The Curse of Creativity, Part 2
This time I compare myself to Albert Einstein and probably misspell some words while doing so...
In our last exciting episode of Things I Was Thinking About When I Was Supposed To Be Paying Attention To Something Else I talked about creativity and the people who possess it letting their mind wander and right now seems like a good time to talk about Albert Einstein being forgetful and not remembering his own address or phone number, probably because he was instead:
THINKING ABOUT HOW THE UNIVERSE WORKED.
Face it, we’ve got billions of people who can remember their address and phone number, but haven’t contributed jack shit to our understanding of the Cosmos (the Universe or the Cocktail) and a severe shortage of people coming up with Theories of Relativity so get off our backs and, yes, I just lumped me and my sophomoric cartoons in the same category as the Smartest Guy Who Ever Lived, but not without justification.
Einstein and I both fall under the general heading of “Daydreamers” and his Theory of Relativity mathematically predicted the existence of black holes and I used the news that at one point there were five planets visible in the night sky at the same time to produce a new and heretofore undiscovered way to call Donald Trump an asshole.
So don’t tell me Al and I don’t have a lot in common and wouldn’t find a lot to talk about if we sat next to each other at a ballgame.
Like…
Are Electric Vehicles the Answer?
Recently, I saw a TV commercial for an electric SUV and for some reason the family inside the vehicle were Vikings with cell phones and the music was Heart’s Barracuda and I recently read a Marketing Dive article on the commercial that said they wanted consumers to connect the electric SUV with our “inner Vikings” which might be a bad idea because if our “inner Vikings” ever get out we’d be pretty shitty neighbors and cause problems at PTA meetings.
Good song though…
But the part of the commercial that intrigued me was the Viking mom asking her SUV for directions and the disembodied ghost that now lives in our dashboards telling her to drive 327 miles north.
So the happy Viking family starts driving north into the mountains and then before it ends the commercial has a line that says that particular electronic SUV has a range of 600miles so if the Happy Vikings ever wanted to come back out of the mountains they’d run out of juice 54 miles short of home.

# Material provided
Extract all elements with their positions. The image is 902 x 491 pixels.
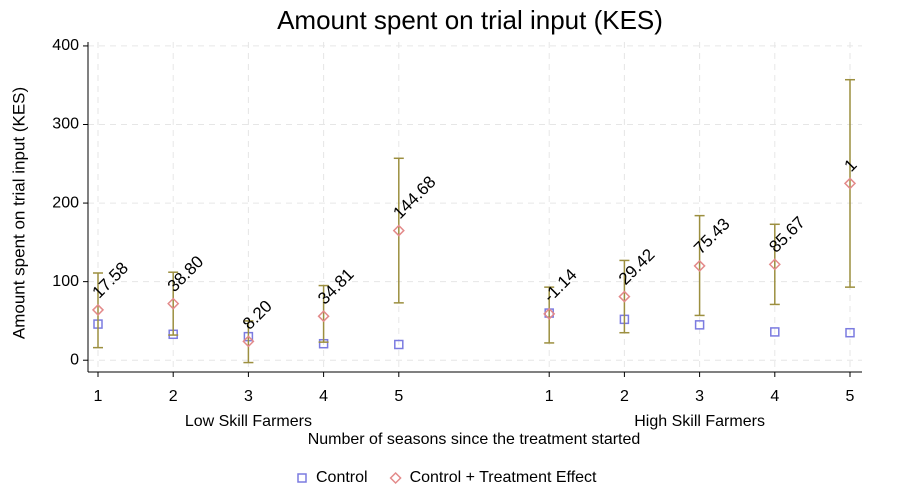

# Requests
- a) Reproduce the passage of the essay on creativity starting at "So don’t tell" and ending at "327 miles north.".
- b) In the essay on creativity, what song plays in the electric SUV commercial?
- c) Carry the essay on creativity forward past its last sentence.

# Responses for each task
- a)
So don’t tell me Al and I don’t have a lot in common and wouldn’t find a lot to talk about if we sat next to each other at a ballgame.
Like…
Are Electric Vehicles the Answer?
Recently, I saw a TV commercial for an electric SUV and for some reason the family inside the vehicle were Vikings with cell phones and the music was Heart’s Barracuda and I recently read a Marketing Dive article on the commercial that said they wanted consumers to connect the electric SUV with our “inner Vikings” which might be a bad idea because if our “inner Vikings” ever get out we’d be pretty shitty neighbors and cause problems at PTA meetings.
Good song though…
But the part of the commercial that intrigued me was the Viking mom asking her SUV for directions and the disembodied ghost that now lives in our dashboards telling her to drive 327 miles north.

- b) Heart's "Barracuda."

- c)
Which brings up…
Fun With Numbers
I’m not totally sold on the practicality of Electric Vehicles partially because a couple years ago I drove across Wyoming, Utah and Nevada and didn’t see a whole lot of charging stations (actually, I didn’t see a whole lot of anything, including people, animals and regular old gas stations) and according to this article from 2023, Wyoming has a total of 95 charging stations and traveling around Wyoming in an Electric Vehicle is difficult:
But according to this next article (written a month before that last article you didn’t read either) when compared to other states, Wyoming has the “second-most charging stations per EV” and I believe the statistical trick here is not having very many EVs:
A theory which is supported by this next article that shows EVs per 1,000 people in each state and in 2022 California had 27.55 EVs for every 1,000 people and Wyoming had 2.08:
https://insideevs.com/news/656711/us-plugin-car-registrations-per-capita/
So the main lesson here is not about the efficiency of EVs, it’s about people who start throwing around highly selective statistics and that definitely includes me and some of the Statcast numbers being thrown around during the MLB playoffs.
Just in case you’re still interested, hybrids make a lot more sense to me and if you’re thinking, “they might pollute less, but they still pollute” so do the coal-fired/dead-dinosaur-juice power plants that many EV charging stations get their electricity from.
So then I got interested in that subject and Googled “where do EV charging stations got their electricity from” and got offered a range of articles and turns out, if the article was produced by someone who was promoting EVs they’d talk about solar power being “the best known source of charging station energy” which isn’t exactly what I asked about.
“The best known source of Hall of Fame level NFL tight end Taylor Swift boyfriends” is the Kansas City Chiefs which still doesn’t mean there’s a lot of them available.
But if the article was produced by someone who wasn’t promoting EVs they had a tendency to admit charging station energy comes from the same power grid that is fucking up the planet.
The following article is from JustEnergy.com and says charging stations often get their power from the same coal and fossil fuel sources that EV drivers think they’re avoiding and it also says charging an EV battery fully can take eight hours, although Tesla claims you can get an additional 200 miles of range from a 15-minute charge at a “Supercharger station” and if you’ve ever driven across Wyoming, Utah and Nevada you’d know 200 miles is just enough to get you halfway to the next McDonald’s.
But before you get worked up about the disadvantages of EVs, Just Energy is a “retail energy provider specializing in electricity and natural gas commodities” so you should always consider your source and don’t trust those Google AI articles that summarize what’s already on the internet because they don’t quote sources and you might be getting your information about EVs from an oil company or a political cartoonist.
https://justenergy.com/blog/electric-vehicle-charging-stations/
And now here’s some more fun with numbers.
Do Millionaires Really Want To Be Taxed?
I can’t remember exactly when I first saw this story (like my co-worker Einstein, I’m forgetful) but a while back a United Press International article said, “nearly 270 millionaires and billionaires” urged the world leaders at the World Economic Forum to tax their wealth because income equality is getting out of hand and the consequences could be catastrophic and if don’t believe them, just ask Marie Antoinette.
Oh wait, you can’t ask Marie because a bunch of pissed-off French peasants cut off her head.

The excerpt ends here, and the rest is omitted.